▶ [REQUEST] Convert every line of the listing below into a JSON list of strings, with one string per line and blank lines omitted.

▶ [DATASET]

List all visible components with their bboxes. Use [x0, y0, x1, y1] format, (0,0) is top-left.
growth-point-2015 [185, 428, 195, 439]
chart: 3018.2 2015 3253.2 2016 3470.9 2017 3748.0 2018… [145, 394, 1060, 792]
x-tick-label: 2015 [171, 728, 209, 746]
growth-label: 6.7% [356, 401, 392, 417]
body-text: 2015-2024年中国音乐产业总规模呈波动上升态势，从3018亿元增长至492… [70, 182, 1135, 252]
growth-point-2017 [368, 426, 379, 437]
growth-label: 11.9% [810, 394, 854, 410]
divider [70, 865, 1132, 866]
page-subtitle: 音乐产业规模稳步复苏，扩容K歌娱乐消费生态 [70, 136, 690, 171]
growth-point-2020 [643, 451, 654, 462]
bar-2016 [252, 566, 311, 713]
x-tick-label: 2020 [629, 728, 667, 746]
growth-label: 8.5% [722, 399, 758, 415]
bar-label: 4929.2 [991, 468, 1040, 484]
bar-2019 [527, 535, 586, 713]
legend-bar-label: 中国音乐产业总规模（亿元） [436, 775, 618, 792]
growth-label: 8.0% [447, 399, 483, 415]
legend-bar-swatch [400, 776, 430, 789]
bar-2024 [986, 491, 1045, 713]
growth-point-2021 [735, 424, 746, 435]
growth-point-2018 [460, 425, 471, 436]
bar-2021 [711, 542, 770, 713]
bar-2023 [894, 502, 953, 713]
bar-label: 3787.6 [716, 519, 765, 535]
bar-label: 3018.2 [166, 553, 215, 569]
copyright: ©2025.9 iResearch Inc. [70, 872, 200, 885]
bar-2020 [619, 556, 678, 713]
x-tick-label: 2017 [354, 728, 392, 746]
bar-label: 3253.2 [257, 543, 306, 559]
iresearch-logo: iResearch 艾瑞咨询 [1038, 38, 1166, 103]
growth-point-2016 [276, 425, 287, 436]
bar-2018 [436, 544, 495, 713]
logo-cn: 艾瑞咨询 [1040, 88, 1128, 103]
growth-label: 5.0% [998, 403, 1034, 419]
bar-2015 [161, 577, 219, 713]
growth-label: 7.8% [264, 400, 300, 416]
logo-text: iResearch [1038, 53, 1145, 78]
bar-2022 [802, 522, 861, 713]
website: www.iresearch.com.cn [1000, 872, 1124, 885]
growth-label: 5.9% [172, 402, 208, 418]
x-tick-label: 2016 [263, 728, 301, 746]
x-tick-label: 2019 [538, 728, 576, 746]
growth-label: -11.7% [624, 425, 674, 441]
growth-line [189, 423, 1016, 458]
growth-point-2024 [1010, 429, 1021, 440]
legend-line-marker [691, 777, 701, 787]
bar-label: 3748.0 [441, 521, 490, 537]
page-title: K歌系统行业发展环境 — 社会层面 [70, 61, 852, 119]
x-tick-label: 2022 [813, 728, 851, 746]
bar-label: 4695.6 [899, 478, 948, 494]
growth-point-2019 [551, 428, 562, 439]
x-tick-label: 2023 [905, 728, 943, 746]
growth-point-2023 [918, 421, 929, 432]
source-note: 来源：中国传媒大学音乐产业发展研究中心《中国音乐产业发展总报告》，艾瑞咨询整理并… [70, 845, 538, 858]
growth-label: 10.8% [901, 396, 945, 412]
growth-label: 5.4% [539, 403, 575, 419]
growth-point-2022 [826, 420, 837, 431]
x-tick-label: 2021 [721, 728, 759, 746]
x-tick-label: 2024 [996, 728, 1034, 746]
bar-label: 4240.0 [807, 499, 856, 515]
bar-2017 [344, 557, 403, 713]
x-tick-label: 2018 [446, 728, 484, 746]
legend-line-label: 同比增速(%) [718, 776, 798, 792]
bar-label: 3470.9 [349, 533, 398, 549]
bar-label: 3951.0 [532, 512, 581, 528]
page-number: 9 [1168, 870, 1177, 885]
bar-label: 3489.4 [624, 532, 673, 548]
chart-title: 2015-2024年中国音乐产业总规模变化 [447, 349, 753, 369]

▶ [EXPECTED ANSWER]
[
  "List all visible components with their bboxes. Use [x0, y0, x1, y1] format, (0,0) is top-left.",
  "growth-point-2015 [185, 428, 195, 439]",
  "chart: 3018.2 2015 3253.2 2016 3470.9 2017 3748.0 2018… [145, 394, 1060, 792]",
  "x-tick-label: 2015 [171, 728, 209, 746]",
  "growth-label: 6.7% [356, 401, 392, 417]",
  "body-text: 2015-2024年中国音乐产业总规模呈波动上升态势，从3018亿元增长至492… [70, 182, 1135, 252]",
  "growth-point-2017 [368, 426, 379, 437]",
  "growth-label: 11.9% [810, 394, 854, 410]",
  "divider [70, 865, 1132, 866]",
  "page-subtitle: 音乐产业规模稳步复苏，扩容K歌娱乐消费生态 [70, 136, 690, 171]",
  "growth-point-2020 [643, 451, 654, 462]",
  "bar-2016 [252, 566, 311, 713]",
  "x-tick-label: 2020 [629, 728, 667, 746]",
  "growth-label: 8.5% [722, 399, 758, 415]",
  "bar-label: 4929.2 [991, 468, 1040, 484]",
  "bar-2019 [527, 535, 586, 713]",
  "legend-bar-label: 中国音乐产业总规模（亿元） [436, 775, 618, 792]",
  "growth-label: 8.0% [447, 399, 483, 415]",
  "legend-bar-swatch [400, 776, 430, 789]",
  "bar-2024 [986, 491, 1045, 713]",
  "growth-point-2021 [735, 424, 746, 435]",
  "growth-point-2018 [460, 425, 471, 436]",
  "bar-2021 [711, 542, 770, 713]",
  "bar-2023 [894, 502, 953, 713]",
  "bar-label: 3787.6 [716, 519, 765, 535]",
  "bar-label: 3018.2 [166, 553, 215, 569]",
  "copyright: ©2025.9 iResearch Inc. [70, 872, 200, 885]",
  "bar-2020 [619, 556, 678, 713]",
  "x-tick-label: 2017 [354, 728, 392, 746]",
  "bar-label: 3253.2 [257, 543, 306, 559]",
  "iresearch-logo: iResearch 艾瑞咨询 [1038, 38, 1166, 103]",
  "growth-point-2016 [276, 425, 287, 436]",
  "bar-2018 [436, 544, 495, 713]",
  "logo-cn: 艾瑞咨询 [1040, 88, 1128, 103]",
  "growth-label: 5.0% [998, 403, 1034, 419]",
  "bar-2015 [161, 577, 219, 713]",
  "growth-label: 7.8% [264, 400, 300, 416]",
  "logo-text: iResearch [1038, 53, 1145, 78]",
  "bar-2022 [802, 522, 861, 713]",
  "website: www.iresearch.com.cn [1000, 872, 1124, 885]",
  "growth-label: 5.9% [172, 402, 208, 418]",
  "x-tick-label: 2016 [263, 728, 301, 746]",
  "x-tick-label: 2019 [538, 728, 576, 746]",
  "growth-label: -11.7% [624, 425, 674, 441]",
  "growth-line [189, 423, 1016, 458]",
  "growth-point-2024 [1010, 429, 1021, 440]",
  "legend-line-marker [691, 777, 701, 787]",
  "bar-label: 3748.0 [441, 521, 490, 537]",
  "page-title: K歌系统行业发展环境 — 社会层面 [70, 61, 852, 119]",
  "x-tick-label: 2022 [813, 728, 851, 746]",
  "bar-label: 4695.6 [899, 478, 948, 494]",
  "growth-point-2019 [551, 428, 562, 439]",
  "x-tick-label: 2023 [905, 728, 943, 746]",
  "growth-point-2023 [918, 421, 929, 432]",
  "source-note: 来源：中国传媒大学音乐产业发展研究中心《中国音乐产业发展总报告》，艾瑞咨询整理并… [70, 845, 538, 858]",
  "growth-label: 10.8% [901, 396, 945, 412]",
  "growth-label: 5.4% [539, 403, 575, 419]",
  "growth-point-2022 [826, 420, 837, 431]",
  "x-tick-label: 2021 [721, 728, 759, 746]",
  "x-tick-label: 2024 [996, 728, 1034, 746]",
  "bar-label: 4240.0 [807, 499, 856, 515]",
  "bar-2017 [344, 557, 403, 713]",
  "x-tick-label: 2018 [446, 728, 484, 746]",
  "legend-line-label: 同比增速(%) [718, 776, 798, 792]",
  "bar-label: 3470.9 [349, 533, 398, 549]",
  "bar-label: 3951.0 [532, 512, 581, 528]",
  "page-number: 9 [1168, 870, 1177, 885]",
  "bar-label: 3489.4 [624, 532, 673, 548]",
  "chart-title: 2015-2024年中国音乐产业总规模变化 [447, 349, 753, 369]"
]